-- CHALLENGE --
All of the entries must be reproduced exactly, with no images carried over.

-- DATA FOR THE TASK --
####################
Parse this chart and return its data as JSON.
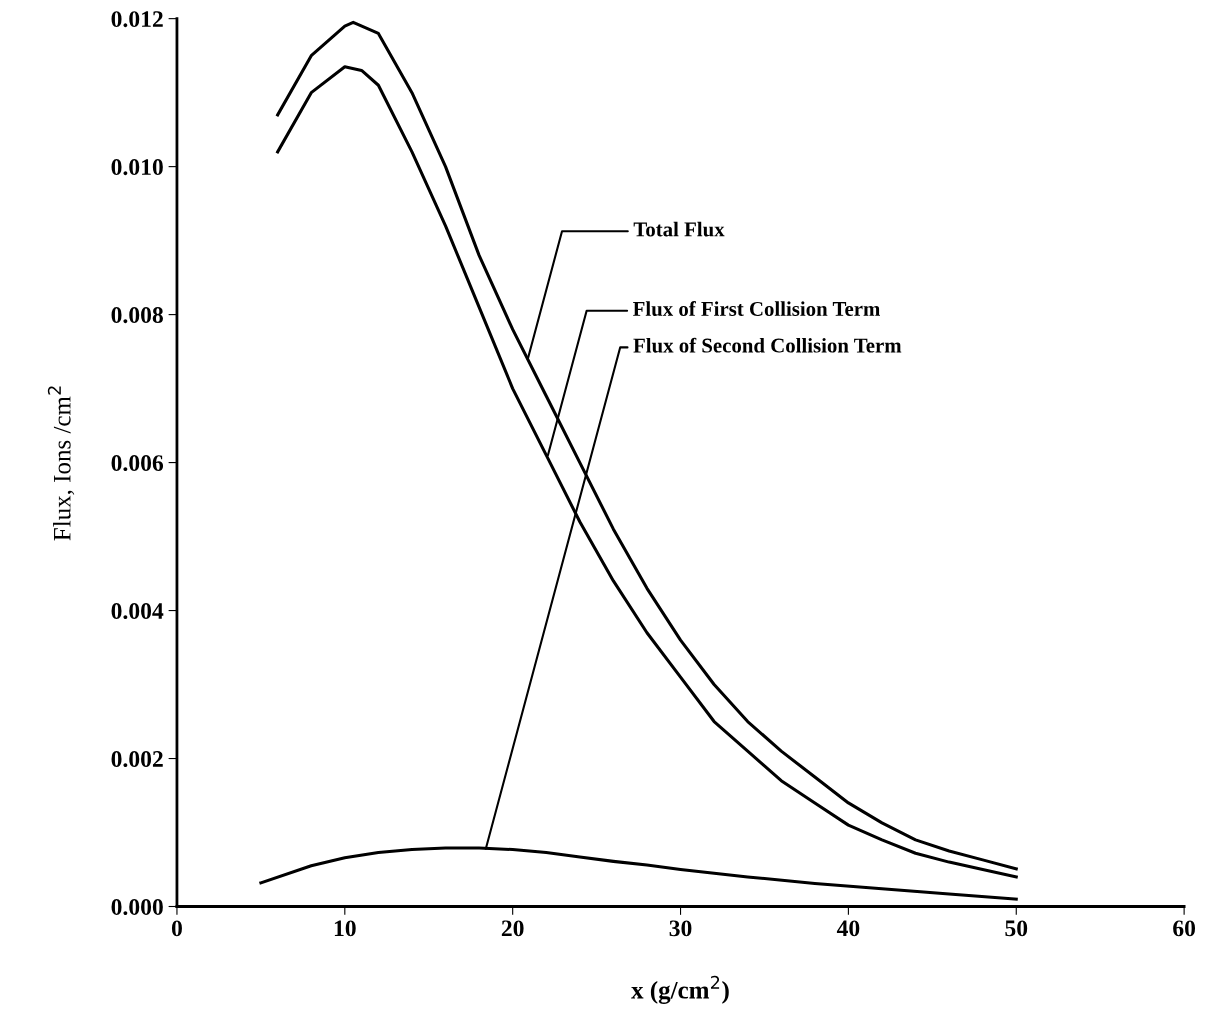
{
  "chart_data": {
    "type": "line",
    "xlabel": "x (g/cm$^{2}$)",
    "ylabel": "Flux, Ions /cm$^{2}$",
    "xlim": [
      0,
      60
    ],
    "xticks": [
      0,
      10,
      20,
      30,
      40,
      50,
      60
    ],
    "ylim": [
      0,
      0.012
    ],
    "yticks": [
      {
        "value": 0,
        "label": "0.000"
      },
      {
        "value": 0.002,
        "label": "0.002"
      },
      {
        "value": 0.004,
        "label": "0.004"
      },
      {
        "value": 0.006,
        "label": "0.006"
      },
      {
        "value": 0.008,
        "label": "0.008"
      },
      {
        "value": 0.01,
        "label": "0.010"
      },
      {
        "value": 0.012,
        "label": "0.012"
      }
    ],
    "grid": false,
    "legend": false,
    "marker": "none",
    "line_style": "solid",
    "series": [
      {
        "color": "#000000",
        "x": [
          6,
          8,
          10,
          10.5,
          12,
          14,
          16,
          18,
          20,
          22,
          24,
          26,
          28,
          30,
          32,
          34,
          36,
          38,
          40,
          42,
          44,
          46,
          48,
          50
        ],
        "values": [
          0.0107,
          0.0115,
          0.0119,
          0.01195,
          0.0118,
          0.011,
          0.01,
          0.0088,
          0.0078,
          0.0069,
          0.006,
          0.0051,
          0.0043,
          0.0036,
          0.003,
          0.0025,
          0.0021,
          0.00175,
          0.0014,
          0.00113,
          0.0009,
          0.00075,
          0.00063,
          0.00051
        ]
      },
      {
        "color": "#000000",
        "x": [
          6,
          8,
          10,
          11,
          12,
          14,
          16,
          18,
          20,
          22,
          24,
          26,
          28,
          30,
          32,
          34,
          36,
          38,
          40,
          42,
          44,
          46,
          48,
          50
        ],
        "values": [
          0.0102,
          0.011,
          0.01135,
          0.0113,
          0.0111,
          0.0102,
          0.0092,
          0.0081,
          0.007,
          0.0061,
          0.0052,
          0.0044,
          0.0037,
          0.0031,
          0.0025,
          0.0021,
          0.0017,
          0.0014,
          0.0011,
          0.0009,
          0.00072,
          0.0006,
          0.0005,
          0.0004
        ]
      },
      {
        "color": "#000000",
        "x": [
          5,
          8,
          10,
          12,
          14,
          16,
          18,
          20,
          22,
          24,
          26,
          28,
          30,
          34,
          38,
          42,
          46,
          50
        ],
        "values": [
          0.00032,
          0.00055,
          0.00066,
          0.00073,
          0.00077,
          0.00079,
          0.00079,
          0.00077,
          0.00073,
          0.00067,
          0.00061,
          0.00056,
          0.0005,
          0.0004,
          0.00031,
          0.00024,
          0.00017,
          0.0001
        ]
      }
    ],
    "annotations": [
      {
        "text": "Total Flux",
        "x": 20.9,
        "y": 0.0074
      },
      {
        "text": "Flux of First Collision Term",
        "x": 22.1,
        "y": 0.0061
      },
      {
        "text": "Flux of Second Collision Term",
        "x": 18.4,
        "y": 0.00078
      }
    ]
  }
}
####################
-- EXERCISE ANSWER --
Parse this chart and return its data as JSON.
{
  "chart_data": {
    "type": "line",
    "xlabel": "x (g/cm$^{2}$)",
    "ylabel": "Flux, Ions /cm$^{2}$",
    "xlim": [
      0,
      60
    ],
    "xticks": [
      0,
      10,
      20,
      30,
      40,
      50,
      60
    ],
    "ylim": [
      0,
      0.012
    ],
    "yticks": [
      {
        "value": 0,
        "label": "0.000"
      },
      {
        "value": 0.002,
        "label": "0.002"
      },
      {
        "value": 0.004,
        "label": "0.004"
      },
      {
        "value": 0.006,
        "label": "0.006"
      },
      {
        "value": 0.008,
        "label": "0.008"
      },
      {
        "value": 0.01,
        "label": "0.010"
      },
      {
        "value": 0.012,
        "label": "0.012"
      }
    ],
    "grid": false,
    "legend": false,
    "marker": "none",
    "line_style": "solid",
    "series": [
      {
        "color": "#000000",
        "x": [
          6,
          8,
          10,
          10.5,
          12,
          14,
          16,
          18,
          20,
          22,
          24,
          26,
          28,
          30,
          32,
          34,
          36,
          38,
          40,
          42,
          44,
          46,
          48,
          50
        ],
        "values": [
          0.0107,
          0.0115,
          0.0119,
          0.01195,
          0.0118,
          0.011,
          0.01,
          0.0088,
          0.0078,
          0.0069,
          0.006,
          0.0051,
          0.0043,
          0.0036,
          0.003,
          0.0025,
          0.0021,
          0.00175,
          0.0014,
          0.00113,
          0.0009,
          0.00075,
          0.00063,
          0.00051
        ]
      },
      {
        "color": "#000000",
        "x": [
          6,
          8,
          10,
          11,
          12,
          14,
          16,
          18,
          20,
          22,
          24,
          26,
          28,
          30,
          32,
          34,
          36,
          38,
          40,
          42,
          44,
          46,
          48,
          50
        ],
        "values": [
          0.0102,
          0.011,
          0.01135,
          0.0113,
          0.0111,
          0.0102,
          0.0092,
          0.0081,
          0.007,
          0.0061,
          0.0052,
          0.0044,
          0.0037,
          0.0031,
          0.0025,
          0.0021,
          0.0017,
          0.0014,
          0.0011,
          0.0009,
          0.00072,
          0.0006,
          0.0005,
          0.0004
        ]
      },
      {
        "color": "#000000",
        "x": [
          5,
          8,
          10,
          12,
          14,
          16,
          18,
          20,
          22,
          24,
          26,
          28,
          30,
          34,
          38,
          42,
          46,
          50
        ],
        "values": [
          0.00032,
          0.00055,
          0.00066,
          0.00073,
          0.00077,
          0.00079,
          0.00079,
          0.00077,
          0.00073,
          0.00067,
          0.00061,
          0.00056,
          0.0005,
          0.0004,
          0.00031,
          0.00024,
          0.00017,
          0.0001
        ]
      }
    ],
    "annotations": [
      {
        "text": "Total Flux",
        "x": 20.9,
        "y": 0.0074
      },
      {
        "text": "Flux of First Collision Term",
        "x": 22.1,
        "y": 0.0061
      },
      {
        "text": "Flux of Second Collision Term",
        "x": 18.4,
        "y": 0.00078
      }
    ]
  }
}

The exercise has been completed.